Written problem
Return unchanged the stretch of lines in the items from the one containing "data-point bbox=[747, 1344, 759, 1356]" through the one containing "data-point bbox=[326, 734, 338, 746]", including both of those lines.

Recorded data
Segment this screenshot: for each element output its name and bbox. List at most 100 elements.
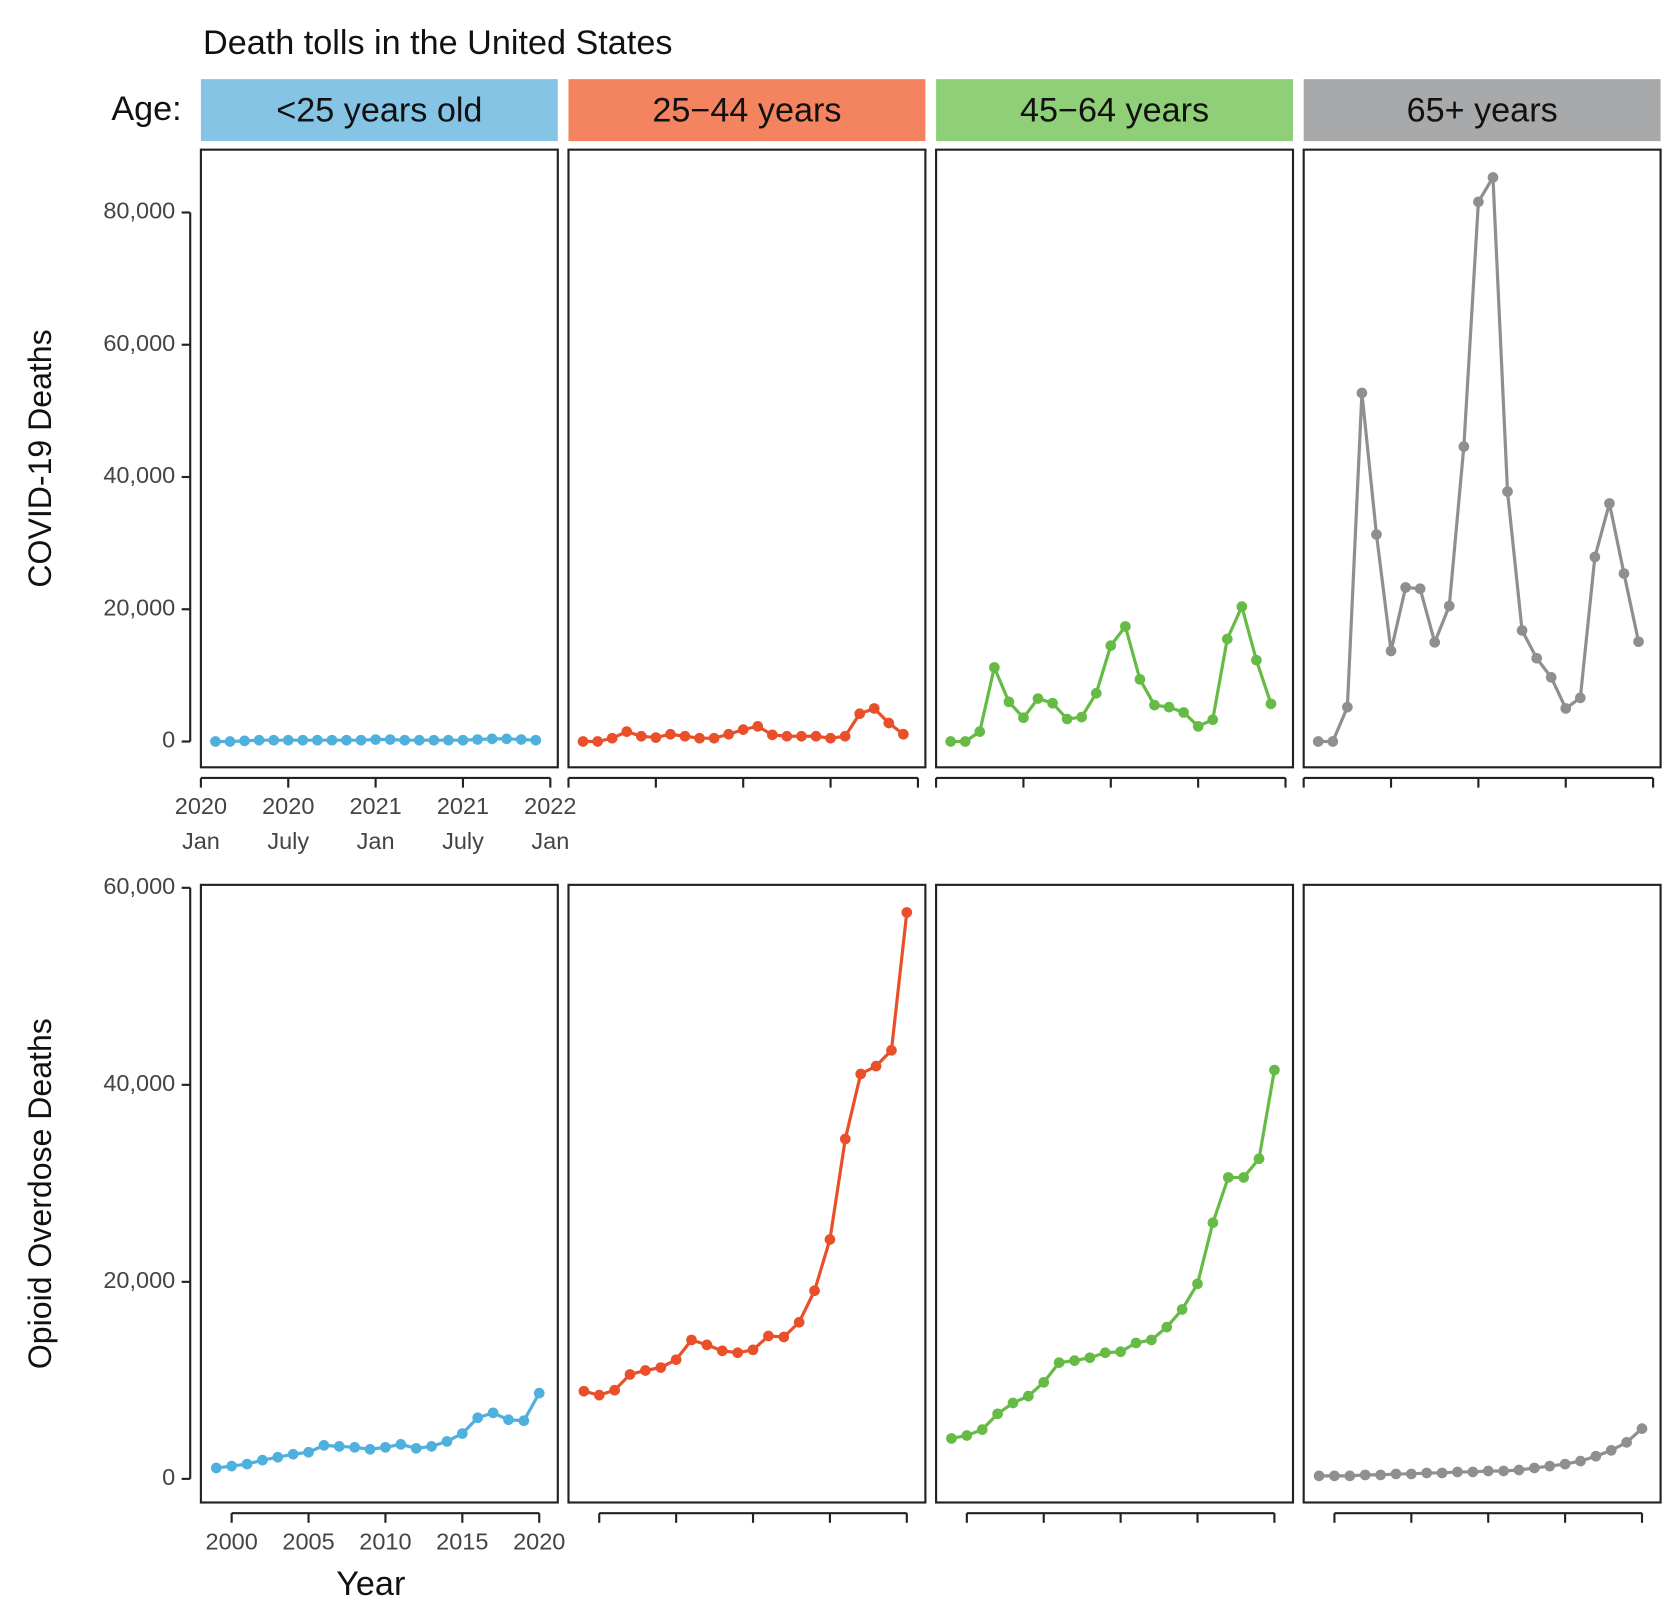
data-point bbox=[747, 1344, 759, 1356]
data-point bbox=[976, 1424, 988, 1435]
data-point bbox=[592, 736, 603, 747]
data-point bbox=[578, 1385, 590, 1397]
data-point bbox=[1359, 1469, 1371, 1481]
data-point bbox=[901, 907, 913, 918]
data-point bbox=[1105, 640, 1117, 651]
data-point bbox=[1120, 621, 1131, 632]
data-point bbox=[1061, 713, 1073, 725]
data-point bbox=[1590, 1450, 1602, 1462]
data-point bbox=[395, 1439, 407, 1450]
data-point bbox=[312, 734, 323, 746]
data-point bbox=[224, 736, 236, 747]
data-point bbox=[854, 708, 866, 720]
x-tick-label: 2020 bbox=[513, 1528, 565, 1554]
data-point bbox=[1178, 707, 1189, 718]
data-point bbox=[239, 735, 250, 747]
data-point bbox=[946, 1433, 957, 1444]
x-tick-label: 2020 Jan bbox=[175, 793, 227, 854]
data-point bbox=[370, 734, 381, 745]
data-point bbox=[1487, 172, 1499, 183]
data-point bbox=[364, 1443, 376, 1455]
data-point bbox=[518, 1415, 530, 1427]
data-point bbox=[1312, 736, 1324, 747]
data-point bbox=[839, 1133, 851, 1145]
data-point bbox=[810, 730, 822, 742]
data-point bbox=[226, 1460, 237, 1472]
data-point bbox=[1482, 1465, 1494, 1477]
data-point bbox=[1192, 1278, 1203, 1290]
data-point bbox=[1575, 1455, 1586, 1467]
data-point bbox=[486, 733, 498, 745]
data-point bbox=[1134, 674, 1146, 685]
data-point bbox=[1047, 697, 1058, 709]
data-point bbox=[1207, 1217, 1219, 1229]
data-point bbox=[778, 1331, 790, 1343]
data-point bbox=[1529, 1462, 1540, 1474]
facet-label: Age: bbox=[111, 90, 181, 128]
data-point bbox=[487, 1407, 499, 1419]
data-point bbox=[1265, 698, 1277, 710]
data-point bbox=[1251, 654, 1262, 666]
data-point bbox=[988, 662, 1000, 673]
data-point bbox=[1342, 701, 1353, 713]
data-point bbox=[1390, 1468, 1402, 1480]
data-point bbox=[530, 734, 542, 746]
data-point bbox=[287, 1448, 299, 1460]
data-point bbox=[341, 734, 352, 746]
data-point bbox=[650, 732, 662, 743]
data-point bbox=[326, 734, 338, 746]
data-point bbox=[443, 734, 454, 746]
x-tick-label: 2005 bbox=[282, 1528, 334, 1554]
data-point bbox=[992, 1408, 1003, 1420]
data-point bbox=[1207, 714, 1219, 726]
data-point bbox=[1222, 1172, 1234, 1183]
data-point bbox=[1269, 1064, 1280, 1076]
data-point bbox=[655, 1362, 667, 1373]
data-point bbox=[1467, 1466, 1479, 1478]
data-point bbox=[472, 1412, 484, 1424]
panel-frame bbox=[935, 148, 1295, 769]
data-point bbox=[1076, 711, 1088, 723]
data-point bbox=[1560, 703, 1572, 714]
chart-title: Death tolls in the United States bbox=[203, 24, 672, 62]
data-point bbox=[1356, 387, 1368, 399]
series-line bbox=[1319, 1427, 1644, 1478]
data-point bbox=[297, 734, 309, 746]
data-point bbox=[241, 1458, 253, 1470]
data-point bbox=[1400, 582, 1411, 593]
data-point bbox=[855, 1068, 867, 1080]
data-point bbox=[413, 734, 425, 746]
series-line bbox=[950, 601, 1273, 744]
data-point bbox=[640, 1365, 651, 1376]
x-tick-label: 2000 bbox=[206, 1528, 258, 1554]
data-point bbox=[1375, 1469, 1386, 1481]
data-point bbox=[763, 1330, 774, 1342]
data-point bbox=[868, 703, 880, 714]
data-point bbox=[624, 1369, 636, 1380]
series-line bbox=[951, 1069, 1276, 1441]
data-point bbox=[723, 728, 734, 740]
data-point bbox=[945, 736, 956, 747]
data-point bbox=[1329, 1470, 1340, 1482]
data-point bbox=[670, 1354, 682, 1366]
data-point bbox=[1544, 1460, 1556, 1472]
data-point bbox=[428, 734, 440, 746]
data-point bbox=[1084, 1352, 1096, 1364]
data-point bbox=[886, 1045, 897, 1056]
strip-label: 25−44 years bbox=[652, 91, 841, 129]
data-point bbox=[1023, 1390, 1034, 1402]
data-point bbox=[282, 734, 294, 746]
data-point bbox=[1163, 701, 1175, 713]
y-tick-label: 60,000 bbox=[103, 873, 175, 899]
y-tick-label: 20,000 bbox=[103, 594, 175, 620]
strip bbox=[1303, 79, 1661, 142]
series-line bbox=[1318, 172, 1641, 744]
data-point bbox=[303, 1446, 314, 1458]
data-point bbox=[210, 1462, 222, 1474]
data-point bbox=[1018, 712, 1029, 724]
data-point bbox=[1221, 633, 1233, 645]
data-point bbox=[1531, 652, 1542, 664]
data-point bbox=[609, 1384, 620, 1396]
data-point bbox=[686, 1334, 697, 1346]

The solution
data-point bbox=[747, 1344, 759, 1356]
data-point bbox=[976, 1424, 988, 1435]
data-point bbox=[592, 736, 603, 747]
data-point bbox=[578, 1385, 590, 1397]
data-point bbox=[1359, 1469, 1371, 1481]
data-point bbox=[901, 907, 913, 918]
data-point bbox=[1105, 640, 1117, 651]
data-point bbox=[1120, 621, 1131, 632]
data-point bbox=[1061, 713, 1073, 725]
data-point bbox=[1590, 1450, 1602, 1462]
data-point bbox=[395, 1439, 407, 1450]
data-point bbox=[312, 734, 323, 746]
data-point bbox=[224, 736, 236, 747]
data-point bbox=[854, 708, 866, 720]
x-tick-label: 2020 bbox=[513, 1528, 565, 1554]
data-point bbox=[1178, 707, 1189, 718]
data-point bbox=[239, 735, 250, 747]
data-point bbox=[946, 1433, 957, 1444]
x-tick-label: 2020 Jan bbox=[175, 793, 227, 854]
data-point bbox=[370, 734, 381, 745]
data-point bbox=[1487, 172, 1499, 183]
data-point bbox=[364, 1443, 376, 1455]
data-point bbox=[518, 1415, 530, 1427]
data-point bbox=[1312, 736, 1324, 747]
data-point bbox=[839, 1133, 851, 1145]
data-point bbox=[810, 730, 822, 742]
data-point bbox=[226, 1460, 237, 1472]
data-point bbox=[1482, 1465, 1494, 1477]
data-point bbox=[1192, 1278, 1203, 1290]
data-point bbox=[1575, 1455, 1586, 1467]
data-point bbox=[486, 733, 498, 745]
data-point bbox=[1134, 674, 1146, 685]
data-point bbox=[1047, 697, 1058, 709]
data-point bbox=[1207, 1217, 1219, 1229]
data-point bbox=[778, 1331, 790, 1343]
data-point bbox=[1529, 1462, 1540, 1474]
facet-label: Age: bbox=[111, 90, 181, 128]
data-point bbox=[487, 1407, 499, 1419]
data-point bbox=[1265, 698, 1277, 710]
data-point bbox=[1251, 654, 1262, 666]
data-point bbox=[988, 662, 1000, 673]
data-point bbox=[1342, 701, 1353, 713]
data-point bbox=[1390, 1468, 1402, 1480]
data-point bbox=[530, 734, 542, 746]
data-point bbox=[287, 1448, 299, 1460]
data-point bbox=[341, 734, 352, 746]
data-point bbox=[650, 732, 662, 743]
data-point bbox=[326, 734, 338, 746]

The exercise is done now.